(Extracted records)

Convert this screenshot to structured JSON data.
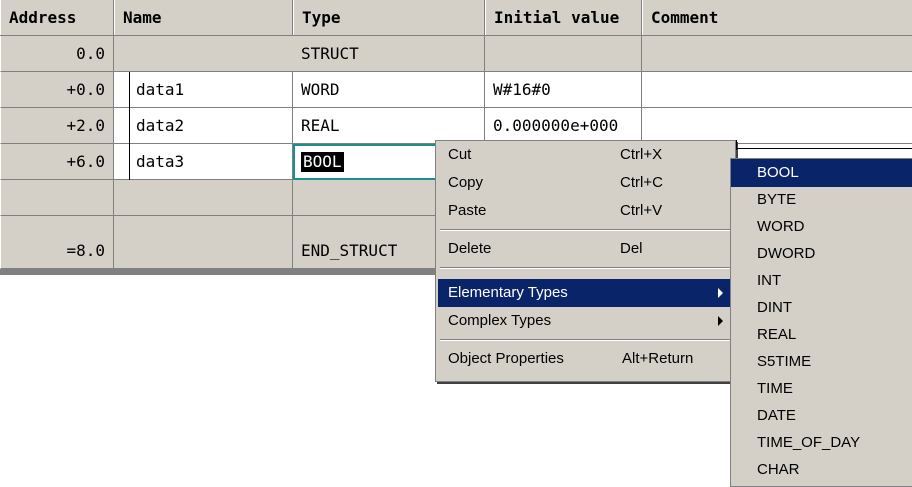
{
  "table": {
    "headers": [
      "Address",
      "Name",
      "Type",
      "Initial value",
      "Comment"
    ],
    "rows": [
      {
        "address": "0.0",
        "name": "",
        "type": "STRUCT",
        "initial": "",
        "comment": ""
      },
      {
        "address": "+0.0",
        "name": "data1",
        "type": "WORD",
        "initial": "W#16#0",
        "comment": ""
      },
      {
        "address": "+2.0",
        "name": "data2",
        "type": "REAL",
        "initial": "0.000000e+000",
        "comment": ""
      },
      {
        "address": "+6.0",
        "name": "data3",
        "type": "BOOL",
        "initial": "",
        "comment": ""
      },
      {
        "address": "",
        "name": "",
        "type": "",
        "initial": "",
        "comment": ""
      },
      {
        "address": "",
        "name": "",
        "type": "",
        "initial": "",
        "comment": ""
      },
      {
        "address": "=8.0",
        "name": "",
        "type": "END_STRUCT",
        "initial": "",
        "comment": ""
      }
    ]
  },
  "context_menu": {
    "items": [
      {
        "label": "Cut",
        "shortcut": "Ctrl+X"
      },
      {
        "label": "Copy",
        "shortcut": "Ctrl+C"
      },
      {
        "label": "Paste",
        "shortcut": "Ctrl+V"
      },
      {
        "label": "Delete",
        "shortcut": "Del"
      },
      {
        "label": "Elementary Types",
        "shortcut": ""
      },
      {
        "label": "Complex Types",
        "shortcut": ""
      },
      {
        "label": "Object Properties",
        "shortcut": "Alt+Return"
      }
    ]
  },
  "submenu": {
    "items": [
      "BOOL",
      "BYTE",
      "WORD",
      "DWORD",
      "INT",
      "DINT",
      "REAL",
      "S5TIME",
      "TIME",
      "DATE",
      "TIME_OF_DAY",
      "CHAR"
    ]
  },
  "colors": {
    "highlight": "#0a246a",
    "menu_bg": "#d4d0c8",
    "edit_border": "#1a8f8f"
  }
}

* * *

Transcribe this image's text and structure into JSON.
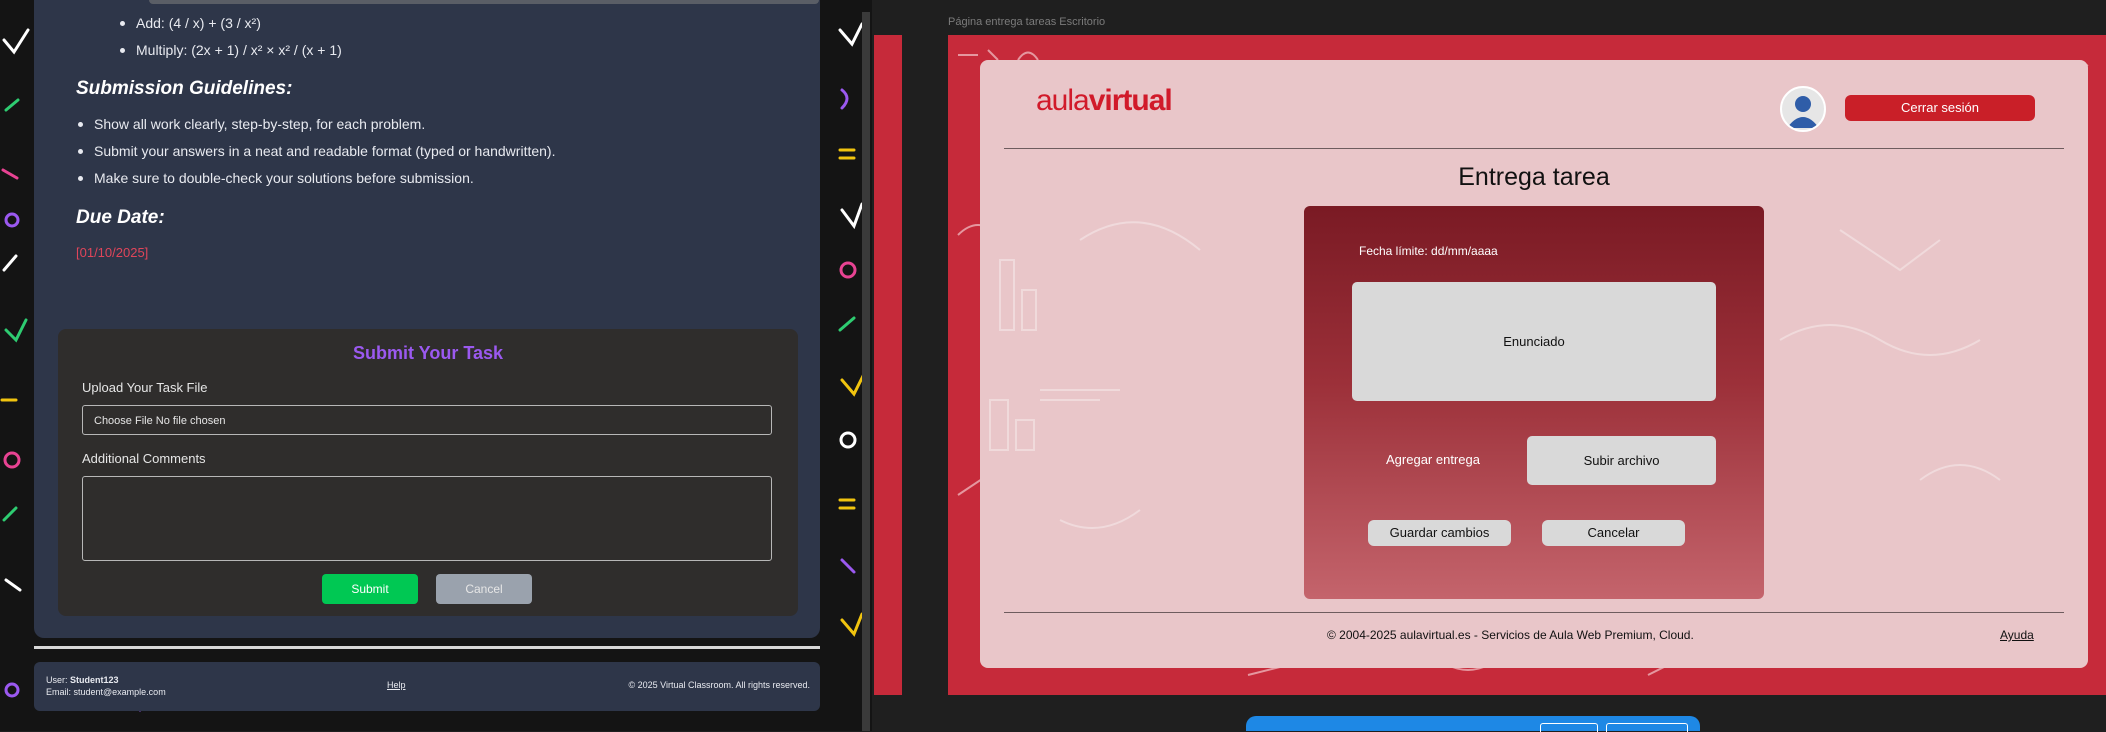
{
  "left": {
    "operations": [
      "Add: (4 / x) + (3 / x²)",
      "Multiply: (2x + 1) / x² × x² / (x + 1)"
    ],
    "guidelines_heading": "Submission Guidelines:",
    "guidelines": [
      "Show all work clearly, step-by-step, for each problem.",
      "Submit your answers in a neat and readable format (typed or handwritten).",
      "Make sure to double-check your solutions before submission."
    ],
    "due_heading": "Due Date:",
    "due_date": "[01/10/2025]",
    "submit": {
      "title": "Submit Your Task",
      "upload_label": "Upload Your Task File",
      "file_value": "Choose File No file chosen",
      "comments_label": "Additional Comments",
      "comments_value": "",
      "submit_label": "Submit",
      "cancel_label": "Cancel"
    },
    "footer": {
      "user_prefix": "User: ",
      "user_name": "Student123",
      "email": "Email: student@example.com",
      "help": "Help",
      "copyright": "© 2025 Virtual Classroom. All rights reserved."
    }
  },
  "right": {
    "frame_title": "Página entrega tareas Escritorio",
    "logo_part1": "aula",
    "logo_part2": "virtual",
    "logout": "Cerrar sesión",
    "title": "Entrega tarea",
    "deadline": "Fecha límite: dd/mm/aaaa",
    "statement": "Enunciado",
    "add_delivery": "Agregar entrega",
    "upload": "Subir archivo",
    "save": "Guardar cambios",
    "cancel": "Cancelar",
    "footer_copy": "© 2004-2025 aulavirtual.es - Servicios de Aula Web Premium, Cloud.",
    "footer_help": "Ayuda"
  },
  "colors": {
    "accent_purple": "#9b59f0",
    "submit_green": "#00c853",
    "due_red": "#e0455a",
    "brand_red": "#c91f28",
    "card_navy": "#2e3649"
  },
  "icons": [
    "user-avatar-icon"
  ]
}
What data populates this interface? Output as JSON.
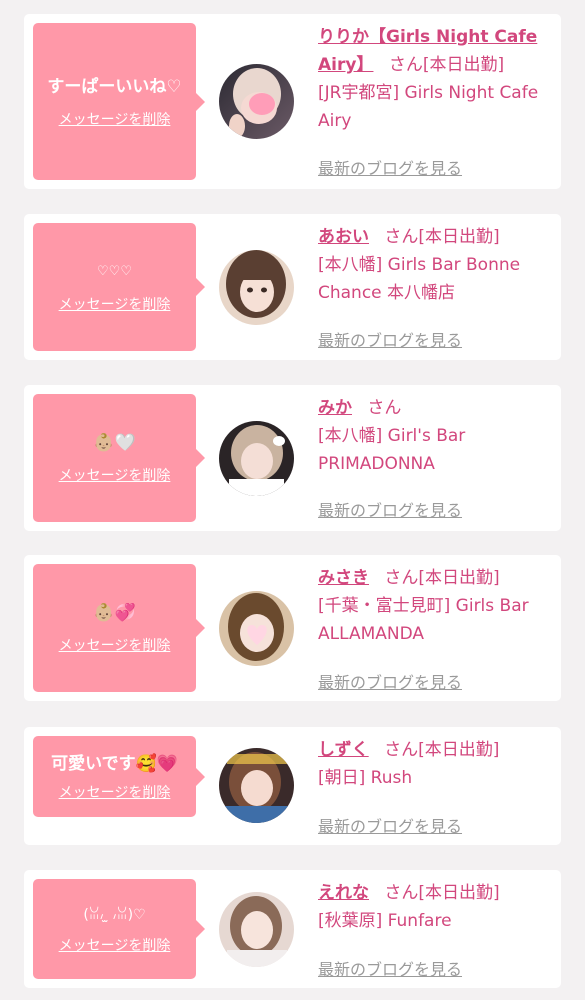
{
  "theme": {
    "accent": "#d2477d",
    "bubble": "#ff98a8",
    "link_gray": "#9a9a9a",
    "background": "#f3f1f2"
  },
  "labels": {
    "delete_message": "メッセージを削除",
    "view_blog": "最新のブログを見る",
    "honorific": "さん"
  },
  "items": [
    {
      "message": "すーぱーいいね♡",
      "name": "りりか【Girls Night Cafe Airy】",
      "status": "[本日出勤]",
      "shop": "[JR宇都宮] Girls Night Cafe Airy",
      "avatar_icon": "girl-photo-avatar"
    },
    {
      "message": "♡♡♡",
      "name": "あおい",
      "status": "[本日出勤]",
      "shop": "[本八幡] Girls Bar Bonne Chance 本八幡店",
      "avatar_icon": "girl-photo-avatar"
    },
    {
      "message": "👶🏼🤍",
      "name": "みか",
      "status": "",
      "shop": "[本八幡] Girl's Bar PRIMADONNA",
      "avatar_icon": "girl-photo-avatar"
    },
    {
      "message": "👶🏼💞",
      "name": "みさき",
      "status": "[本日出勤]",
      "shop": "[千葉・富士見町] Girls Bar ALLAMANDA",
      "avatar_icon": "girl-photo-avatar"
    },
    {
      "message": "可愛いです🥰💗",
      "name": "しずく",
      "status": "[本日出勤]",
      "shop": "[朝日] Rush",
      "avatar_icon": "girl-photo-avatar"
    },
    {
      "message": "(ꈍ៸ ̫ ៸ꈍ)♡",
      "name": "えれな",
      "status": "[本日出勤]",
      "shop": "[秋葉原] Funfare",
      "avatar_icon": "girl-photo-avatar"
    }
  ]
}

Work to be completed: Return a copy of every line that includes the word "JSON".

Solution to this problem:
Convert this screenshot to structured JSON data.
Transcribe this image's text and structure into JSON.
What data populates this interface? Output as JSON.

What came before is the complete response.